» **TASK TO CARRY OUT**:
Below are some entries. Output each one exactly as it appears.

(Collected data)
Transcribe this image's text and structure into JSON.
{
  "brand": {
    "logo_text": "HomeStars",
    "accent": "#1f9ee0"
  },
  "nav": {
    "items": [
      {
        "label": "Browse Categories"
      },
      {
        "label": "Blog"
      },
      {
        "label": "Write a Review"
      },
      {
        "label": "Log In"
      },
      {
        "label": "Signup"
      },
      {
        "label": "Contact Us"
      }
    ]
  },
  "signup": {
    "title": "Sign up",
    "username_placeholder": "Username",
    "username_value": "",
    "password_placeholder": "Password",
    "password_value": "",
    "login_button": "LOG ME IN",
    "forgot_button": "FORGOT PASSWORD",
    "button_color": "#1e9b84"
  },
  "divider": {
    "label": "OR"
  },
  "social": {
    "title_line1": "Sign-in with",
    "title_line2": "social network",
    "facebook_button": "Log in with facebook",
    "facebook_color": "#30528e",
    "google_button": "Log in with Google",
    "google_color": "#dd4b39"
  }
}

» **EXPECTED OUTPUT**:
Transcribe this image's text and structure into JSON.
{
  "brand": {
    "logo_text": "HomeStars",
    "accent": "#1f9ee0"
  },
  "nav": {
    "items": [
      {
        "label": "Browse Categories"
      },
      {
        "label": "Blog"
      },
      {
        "label": "Write a Review"
      },
      {
        "label": "Log In"
      },
      {
        "label": "Signup"
      },
      {
        "label": "Contact Us"
      }
    ]
  },
  "signup": {
    "title": "Sign up",
    "username_placeholder": "Username",
    "username_value": "",
    "password_placeholder": "Password",
    "password_value": "",
    "login_button": "LOG ME IN",
    "forgot_button": "FORGOT PASSWORD",
    "button_color": "#1e9b84"
  },
  "divider": {
    "label": "OR"
  },
  "social": {
    "title_line1": "Sign-in with",
    "title_line2": "social network",
    "facebook_button": "Log in with facebook",
    "facebook_color": "#30528e",
    "google_button": "Log in with Google",
    "google_color": "#dd4b39"
  }
}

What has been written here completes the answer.